▶ _Exercise_: Quote all of the entries word for word.

------ Provided data

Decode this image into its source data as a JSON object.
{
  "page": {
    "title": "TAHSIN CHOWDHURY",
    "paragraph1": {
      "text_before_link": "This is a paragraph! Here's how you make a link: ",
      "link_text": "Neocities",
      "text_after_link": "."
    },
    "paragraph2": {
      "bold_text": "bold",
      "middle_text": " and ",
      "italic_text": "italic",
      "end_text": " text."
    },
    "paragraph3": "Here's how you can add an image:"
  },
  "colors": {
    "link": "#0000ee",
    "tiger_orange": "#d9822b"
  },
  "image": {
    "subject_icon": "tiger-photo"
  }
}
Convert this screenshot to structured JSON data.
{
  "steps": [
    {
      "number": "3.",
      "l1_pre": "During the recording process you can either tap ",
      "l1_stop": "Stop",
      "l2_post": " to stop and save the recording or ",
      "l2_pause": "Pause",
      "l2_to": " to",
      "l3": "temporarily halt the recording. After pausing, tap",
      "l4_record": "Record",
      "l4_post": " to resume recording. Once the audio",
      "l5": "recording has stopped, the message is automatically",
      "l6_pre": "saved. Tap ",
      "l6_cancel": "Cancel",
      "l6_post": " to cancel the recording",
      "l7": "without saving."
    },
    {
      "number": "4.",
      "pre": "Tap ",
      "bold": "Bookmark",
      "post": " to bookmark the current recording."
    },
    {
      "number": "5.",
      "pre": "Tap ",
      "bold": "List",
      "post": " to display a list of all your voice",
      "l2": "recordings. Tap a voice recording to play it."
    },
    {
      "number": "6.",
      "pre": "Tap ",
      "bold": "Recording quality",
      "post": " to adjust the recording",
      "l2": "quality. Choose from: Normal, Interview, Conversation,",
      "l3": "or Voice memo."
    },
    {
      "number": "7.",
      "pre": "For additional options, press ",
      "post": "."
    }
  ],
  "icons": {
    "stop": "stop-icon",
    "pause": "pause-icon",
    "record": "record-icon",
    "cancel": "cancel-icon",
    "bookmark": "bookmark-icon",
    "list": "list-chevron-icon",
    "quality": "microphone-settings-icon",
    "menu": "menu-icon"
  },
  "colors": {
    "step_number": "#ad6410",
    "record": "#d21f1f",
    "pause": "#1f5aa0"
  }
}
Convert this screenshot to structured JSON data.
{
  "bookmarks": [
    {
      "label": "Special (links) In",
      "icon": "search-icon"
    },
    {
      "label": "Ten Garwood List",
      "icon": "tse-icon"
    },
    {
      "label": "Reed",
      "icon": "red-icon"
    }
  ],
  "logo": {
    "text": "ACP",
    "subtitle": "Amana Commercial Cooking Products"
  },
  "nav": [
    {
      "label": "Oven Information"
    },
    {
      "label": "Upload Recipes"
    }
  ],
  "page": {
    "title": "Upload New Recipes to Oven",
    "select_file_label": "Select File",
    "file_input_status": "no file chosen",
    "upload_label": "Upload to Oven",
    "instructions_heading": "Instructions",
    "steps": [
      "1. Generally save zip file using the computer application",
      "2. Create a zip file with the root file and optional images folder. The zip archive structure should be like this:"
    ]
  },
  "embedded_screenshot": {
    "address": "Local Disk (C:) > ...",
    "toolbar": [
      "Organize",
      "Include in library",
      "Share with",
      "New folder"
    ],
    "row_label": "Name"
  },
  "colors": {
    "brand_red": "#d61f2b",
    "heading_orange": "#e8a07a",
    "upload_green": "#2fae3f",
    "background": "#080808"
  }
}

------------

▶ _Answer to the exercise_:
Decode this image into its source data as a JSON object.
{
  "page": {
    "title": "TAHSIN CHOWDHURY",
    "paragraph1": {
      "text_before_link": "This is a paragraph! Here's how you make a link: ",
      "link_text": "Neocities",
      "text_after_link": "."
    },
    "paragraph2": {
      "bold_text": "bold",
      "middle_text": " and ",
      "italic_text": "italic",
      "end_text": " text."
    },
    "paragraph3": "Here's how you can add an image:"
  },
  "colors": {
    "link": "#0000ee",
    "tiger_orange": "#d9822b"
  },
  "image": {
    "subject_icon": "tiger-photo"
  }
}
Convert this screenshot to structured JSON data.
{
  "steps": [
    {
      "number": "3.",
      "l1_pre": "During the recording process you can either tap ",
      "l1_stop": "Stop",
      "l2_post": " to stop and save the recording or ",
      "l2_pause": "Pause",
      "l2_to": " to",
      "l3": "temporarily halt the recording. After pausing, tap",
      "l4_record": "Record",
      "l4_post": " to resume recording. Once the audio",
      "l5": "recording has stopped, the message is automatically",
      "l6_pre": "saved. Tap ",
      "l6_cancel": "Cancel",
      "l6_post": " to cancel the recording",
      "l7": "without saving."
    },
    {
      "number": "4.",
      "pre": "Tap ",
      "bold": "Bookmark",
      "post": " to bookmark the current recording."
    },
    {
      "number": "5.",
      "pre": "Tap ",
      "bold": "List",
      "post": " to display a list of all your voice",
      "l2": "recordings. Tap a voice recording to play it."
    },
    {
      "number": "6.",
      "pre": "Tap ",
      "bold": "Recording quality",
      "post": " to adjust the recording",
      "l2": "quality. Choose from: Normal, Interview, Conversation,",
      "l3": "or Voice memo."
    },
    {
      "number": "7.",
      "pre": "For additional options, press ",
      "post": "."
    }
  ],
  "icons": {
    "stop": "stop-icon",
    "pause": "pause-icon",
    "record": "record-icon",
    "cancel": "cancel-icon",
    "bookmark": "bookmark-icon",
    "list": "list-chevron-icon",
    "quality": "microphone-settings-icon",
    "menu": "menu-icon"
  },
  "colors": {
    "step_number": "#ad6410",
    "record": "#d21f1f",
    "pause": "#1f5aa0"
  }
}
Convert this screenshot to structured JSON data.
{
  "bookmarks": [
    {
      "label": "Special (links) In",
      "icon": "search-icon"
    },
    {
      "label": "Ten Garwood List",
      "icon": "tse-icon"
    },
    {
      "label": "Reed",
      "icon": "red-icon"
    }
  ],
  "logo": {
    "text": "ACP",
    "subtitle": "Amana Commercial Cooking Products"
  },
  "nav": [
    {
      "label": "Oven Information"
    },
    {
      "label": "Upload Recipes"
    }
  ],
  "page": {
    "title": "Upload New Recipes to Oven",
    "select_file_label": "Select File",
    "file_input_status": "no file chosen",
    "upload_label": "Upload to Oven",
    "instructions_heading": "Instructions",
    "steps": [
      "1. Generally save zip file using the computer application",
      "2. Create a zip file with the root file and optional images folder. The zip archive structure should be like this:"
    ]
  },
  "embedded_screenshot": {
    "address": "Local Disk (C:) > ...",
    "toolbar": [
      "Organize",
      "Include in library",
      "Share with",
      "New folder"
    ],
    "row_label": "Name"
  },
  "colors": {
    "brand_red": "#d61f2b",
    "heading_orange": "#e8a07a",
    "upload_green": "#2fae3f",
    "background": "#080808"
  }
}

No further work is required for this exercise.